| What you will do |
Among the entries, which lines carry the string "имущества"? Copy each of them.

| Record extracts |
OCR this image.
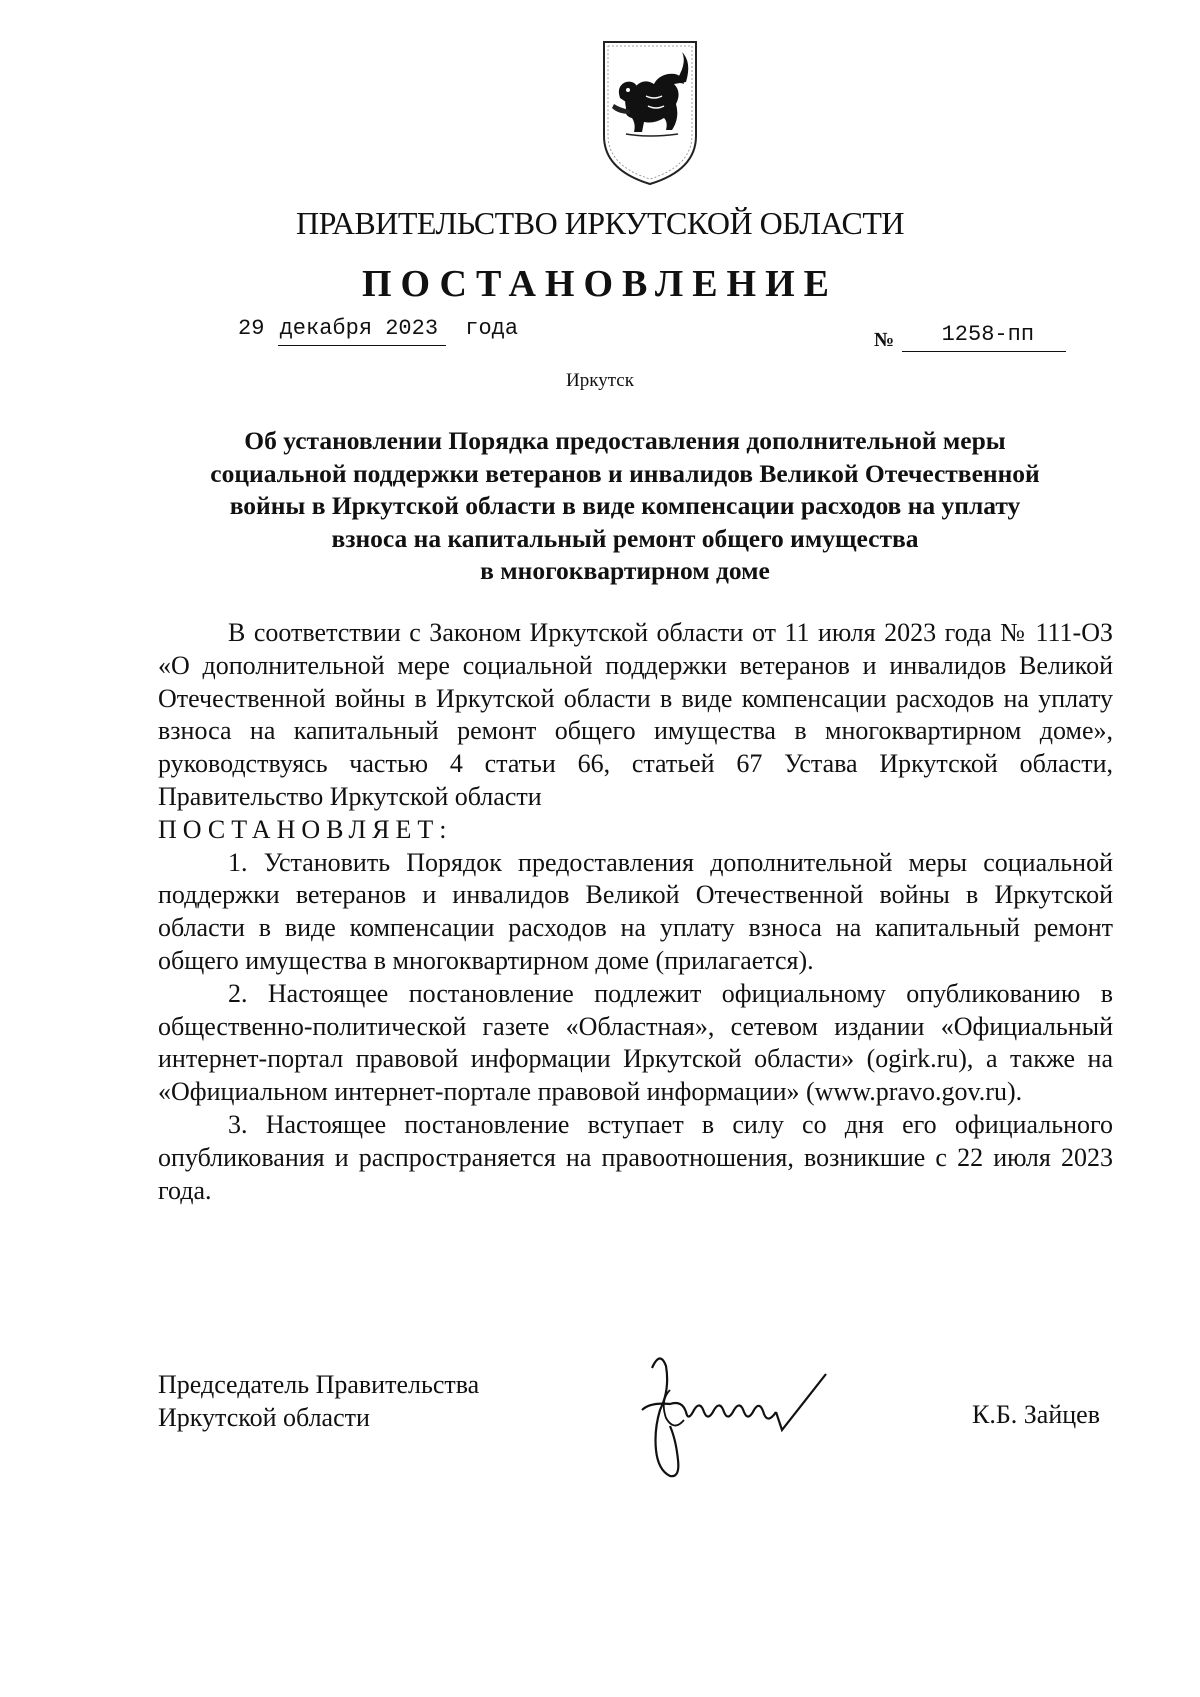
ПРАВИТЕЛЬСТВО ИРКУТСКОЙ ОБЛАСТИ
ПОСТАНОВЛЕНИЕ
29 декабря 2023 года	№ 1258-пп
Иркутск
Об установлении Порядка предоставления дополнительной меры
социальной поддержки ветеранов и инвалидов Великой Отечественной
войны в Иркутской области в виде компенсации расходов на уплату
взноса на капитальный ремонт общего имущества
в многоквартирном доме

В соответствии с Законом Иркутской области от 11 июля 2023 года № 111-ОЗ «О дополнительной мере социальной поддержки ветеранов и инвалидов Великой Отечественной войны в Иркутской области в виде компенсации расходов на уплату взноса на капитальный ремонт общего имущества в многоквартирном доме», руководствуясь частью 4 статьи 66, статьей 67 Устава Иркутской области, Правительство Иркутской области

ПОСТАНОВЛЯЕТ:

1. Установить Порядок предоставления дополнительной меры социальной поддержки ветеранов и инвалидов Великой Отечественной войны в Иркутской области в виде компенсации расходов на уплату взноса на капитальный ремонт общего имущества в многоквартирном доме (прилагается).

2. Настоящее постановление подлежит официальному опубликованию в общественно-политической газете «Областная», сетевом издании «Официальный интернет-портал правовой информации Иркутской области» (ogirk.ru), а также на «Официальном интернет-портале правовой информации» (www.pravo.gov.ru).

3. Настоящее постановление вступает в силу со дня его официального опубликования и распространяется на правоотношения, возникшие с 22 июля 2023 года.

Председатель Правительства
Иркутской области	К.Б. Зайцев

--

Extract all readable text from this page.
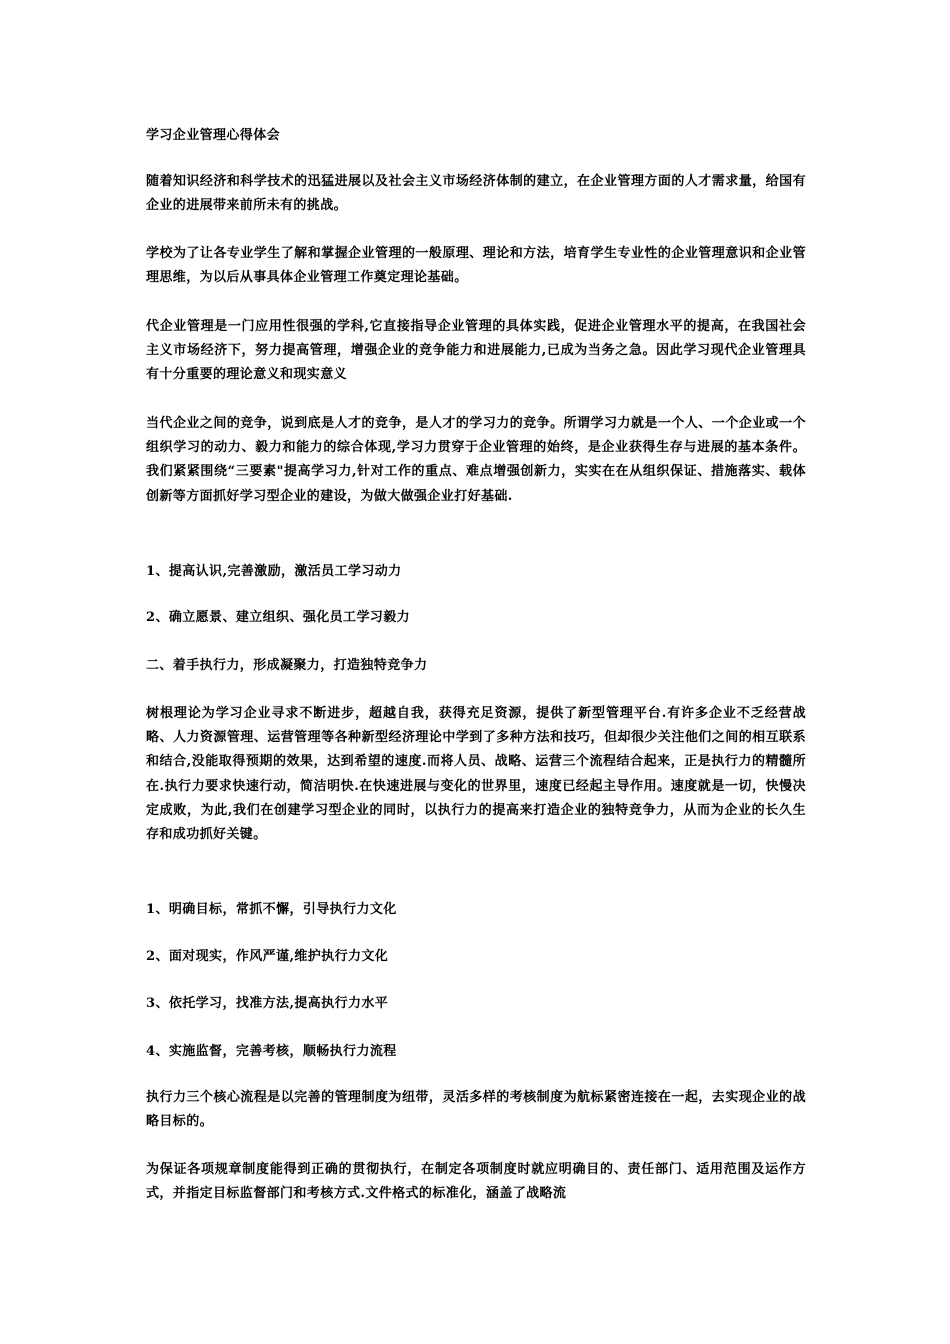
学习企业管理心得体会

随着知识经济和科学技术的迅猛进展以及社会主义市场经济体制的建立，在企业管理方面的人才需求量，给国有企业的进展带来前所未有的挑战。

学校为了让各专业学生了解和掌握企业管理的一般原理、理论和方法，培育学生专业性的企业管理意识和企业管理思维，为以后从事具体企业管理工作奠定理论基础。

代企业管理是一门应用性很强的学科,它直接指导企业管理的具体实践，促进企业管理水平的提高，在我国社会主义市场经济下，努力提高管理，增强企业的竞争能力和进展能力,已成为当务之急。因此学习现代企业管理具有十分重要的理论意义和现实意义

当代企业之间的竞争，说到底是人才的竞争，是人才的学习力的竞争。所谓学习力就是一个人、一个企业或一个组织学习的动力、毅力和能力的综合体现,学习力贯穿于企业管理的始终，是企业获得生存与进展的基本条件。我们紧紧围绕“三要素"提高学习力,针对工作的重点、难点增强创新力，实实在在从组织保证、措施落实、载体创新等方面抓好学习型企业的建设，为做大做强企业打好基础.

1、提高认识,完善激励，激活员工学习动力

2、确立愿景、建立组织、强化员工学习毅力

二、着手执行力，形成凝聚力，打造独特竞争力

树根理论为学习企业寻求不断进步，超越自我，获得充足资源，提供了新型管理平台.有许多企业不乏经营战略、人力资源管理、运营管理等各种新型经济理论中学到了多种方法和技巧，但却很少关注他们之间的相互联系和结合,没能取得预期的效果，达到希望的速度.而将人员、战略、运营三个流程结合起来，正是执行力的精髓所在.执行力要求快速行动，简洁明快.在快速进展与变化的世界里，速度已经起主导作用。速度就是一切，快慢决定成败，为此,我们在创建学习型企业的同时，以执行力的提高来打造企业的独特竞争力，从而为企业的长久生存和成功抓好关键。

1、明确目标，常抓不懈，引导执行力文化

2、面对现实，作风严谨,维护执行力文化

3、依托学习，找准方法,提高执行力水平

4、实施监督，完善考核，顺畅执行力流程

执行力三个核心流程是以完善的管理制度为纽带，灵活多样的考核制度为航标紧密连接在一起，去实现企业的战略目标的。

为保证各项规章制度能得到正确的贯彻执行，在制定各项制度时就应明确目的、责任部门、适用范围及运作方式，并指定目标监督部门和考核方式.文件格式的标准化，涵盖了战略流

| Problem solution |
взноса на капитальный ремонт общего имущества
В соответствии с Законом Иркутской области от 11 июля 2023 года № 111-ОЗ «О дополнительной мере социальной поддержки ветеранов и инвалидов Великой Отечественной войны в Иркутской области в виде компенсации расходов на уплату взноса на капитальный ремонт общего имущества в многоквартирном доме», руководствуясь частью 4 статьи 66, статьей 67 Устава Иркутской области, Правительство Иркутской области
1. Установить Порядок предоставления дополнительной меры социальной поддержки ветеранов и инвалидов Великой Отечественной войны в Иркутской области в виде компенсации расходов на уплату взноса на капитальный ремонт общего имущества в многоквартирном доме (прилагается).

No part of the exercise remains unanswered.